## Required task
Quote the full listing word for word.
========================================
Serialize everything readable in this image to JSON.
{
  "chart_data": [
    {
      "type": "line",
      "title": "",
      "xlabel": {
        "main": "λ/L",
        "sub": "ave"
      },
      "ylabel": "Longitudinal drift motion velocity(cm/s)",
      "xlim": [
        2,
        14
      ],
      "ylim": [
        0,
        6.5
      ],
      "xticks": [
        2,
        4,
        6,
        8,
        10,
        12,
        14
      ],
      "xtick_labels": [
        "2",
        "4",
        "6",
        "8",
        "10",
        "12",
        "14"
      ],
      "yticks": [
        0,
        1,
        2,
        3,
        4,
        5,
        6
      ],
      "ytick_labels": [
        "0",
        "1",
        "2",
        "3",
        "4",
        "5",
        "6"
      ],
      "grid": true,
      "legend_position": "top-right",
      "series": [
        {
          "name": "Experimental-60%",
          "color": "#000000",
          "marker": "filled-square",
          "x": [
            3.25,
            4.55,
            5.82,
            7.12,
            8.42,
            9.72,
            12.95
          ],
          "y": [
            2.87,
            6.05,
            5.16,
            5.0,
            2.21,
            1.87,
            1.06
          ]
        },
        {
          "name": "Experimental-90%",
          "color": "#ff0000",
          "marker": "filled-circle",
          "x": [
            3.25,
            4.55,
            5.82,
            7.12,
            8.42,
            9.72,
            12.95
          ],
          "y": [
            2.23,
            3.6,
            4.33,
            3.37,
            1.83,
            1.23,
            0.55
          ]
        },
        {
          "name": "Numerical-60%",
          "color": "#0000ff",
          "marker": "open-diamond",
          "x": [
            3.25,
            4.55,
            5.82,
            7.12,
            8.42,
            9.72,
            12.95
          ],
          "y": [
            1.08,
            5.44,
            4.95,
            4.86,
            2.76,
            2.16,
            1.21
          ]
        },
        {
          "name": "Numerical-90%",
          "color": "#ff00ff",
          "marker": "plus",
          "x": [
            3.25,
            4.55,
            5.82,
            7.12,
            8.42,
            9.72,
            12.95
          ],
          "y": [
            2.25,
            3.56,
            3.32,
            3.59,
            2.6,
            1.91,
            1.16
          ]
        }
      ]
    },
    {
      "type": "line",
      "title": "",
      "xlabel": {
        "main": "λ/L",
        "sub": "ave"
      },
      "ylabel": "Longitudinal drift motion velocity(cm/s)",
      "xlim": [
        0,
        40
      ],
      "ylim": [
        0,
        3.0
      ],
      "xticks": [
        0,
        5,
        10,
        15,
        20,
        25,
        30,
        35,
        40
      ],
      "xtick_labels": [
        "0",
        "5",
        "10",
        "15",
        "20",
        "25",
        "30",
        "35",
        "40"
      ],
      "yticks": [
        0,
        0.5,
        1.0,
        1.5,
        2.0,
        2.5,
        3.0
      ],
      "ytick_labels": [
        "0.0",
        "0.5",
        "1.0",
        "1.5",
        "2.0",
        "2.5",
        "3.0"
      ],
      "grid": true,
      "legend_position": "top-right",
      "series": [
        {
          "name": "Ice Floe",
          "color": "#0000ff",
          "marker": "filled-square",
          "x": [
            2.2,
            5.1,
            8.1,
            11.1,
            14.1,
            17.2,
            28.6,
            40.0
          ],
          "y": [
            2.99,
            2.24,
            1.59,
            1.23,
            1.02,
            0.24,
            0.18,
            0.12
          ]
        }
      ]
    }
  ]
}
========================================
## Output for this task
Serialize everything readable in this image to JSON.
{
  "chart_data": [
    {
      "type": "line",
      "title": "",
      "xlabel": {
        "main": "λ/L",
        "sub": "ave"
      },
      "ylabel": "Longitudinal drift motion velocity(cm/s)",
      "xlim": [
        2,
        14
      ],
      "ylim": [
        0,
        6.5
      ],
      "xticks": [
        2,
        4,
        6,
        8,
        10,
        12,
        14
      ],
      "xtick_labels": [
        "2",
        "4",
        "6",
        "8",
        "10",
        "12",
        "14"
      ],
      "yticks": [
        0,
        1,
        2,
        3,
        4,
        5,
        6
      ],
      "ytick_labels": [
        "0",
        "1",
        "2",
        "3",
        "4",
        "5",
        "6"
      ],
      "grid": true,
      "legend_position": "top-right",
      "series": [
        {
          "name": "Experimental-60%",
          "color": "#000000",
          "marker": "filled-square",
          "x": [
            3.25,
            4.55,
            5.82,
            7.12,
            8.42,
            9.72,
            12.95
          ],
          "y": [
            2.87,
            6.05,
            5.16,
            5.0,
            2.21,
            1.87,
            1.06
          ]
        },
        {
          "name": "Experimental-90%",
          "color": "#ff0000",
          "marker": "filled-circle",
          "x": [
            3.25,
            4.55,
            5.82,
            7.12,
            8.42,
            9.72,
            12.95
          ],
          "y": [
            2.23,
            3.6,
            4.33,
            3.37,
            1.83,
            1.23,
            0.55
          ]
        },
        {
          "name": "Numerical-60%",
          "color": "#0000ff",
          "marker": "open-diamond",
          "x": [
            3.25,
            4.55,
            5.82,
            7.12,
            8.42,
            9.72,
            12.95
          ],
          "y": [
            1.08,
            5.44,
            4.95,
            4.86,
            2.76,
            2.16,
            1.21
          ]
        },
        {
          "name": "Numerical-90%",
          "color": "#ff00ff",
          "marker": "plus",
          "x": [
            3.25,
            4.55,
            5.82,
            7.12,
            8.42,
            9.72,
            12.95
          ],
          "y": [
            2.25,
            3.56,
            3.32,
            3.59,
            2.6,
            1.91,
            1.16
          ]
        }
      ]
    },
    {
      "type": "line",
      "title": "",
      "xlabel": {
        "main": "λ/L",
        "sub": "ave"
      },
      "ylabel": "Longitudinal drift motion velocity(cm/s)",
      "xlim": [
        0,
        40
      ],
      "ylim": [
        0,
        3.0
      ],
      "xticks": [
        0,
        5,
        10,
        15,
        20,
        25,
        30,
        35,
        40
      ],
      "xtick_labels": [
        "0",
        "5",
        "10",
        "15",
        "20",
        "25",
        "30",
        "35",
        "40"
      ],
      "yticks": [
        0,
        0.5,
        1.0,
        1.5,
        2.0,
        2.5,
        3.0
      ],
      "ytick_labels": [
        "0.0",
        "0.5",
        "1.0",
        "1.5",
        "2.0",
        "2.5",
        "3.0"
      ],
      "grid": true,
      "legend_position": "top-right",
      "series": [
        {
          "name": "Ice Floe",
          "color": "#0000ff",
          "marker": "filled-square",
          "x": [
            2.2,
            5.1,
            8.1,
            11.1,
            14.1,
            17.2,
            28.6,
            40.0
          ],
          "y": [
            2.99,
            2.24,
            1.59,
            1.23,
            1.02,
            0.24,
            0.18,
            0.12
          ]
        }
      ]
    }
  ]
}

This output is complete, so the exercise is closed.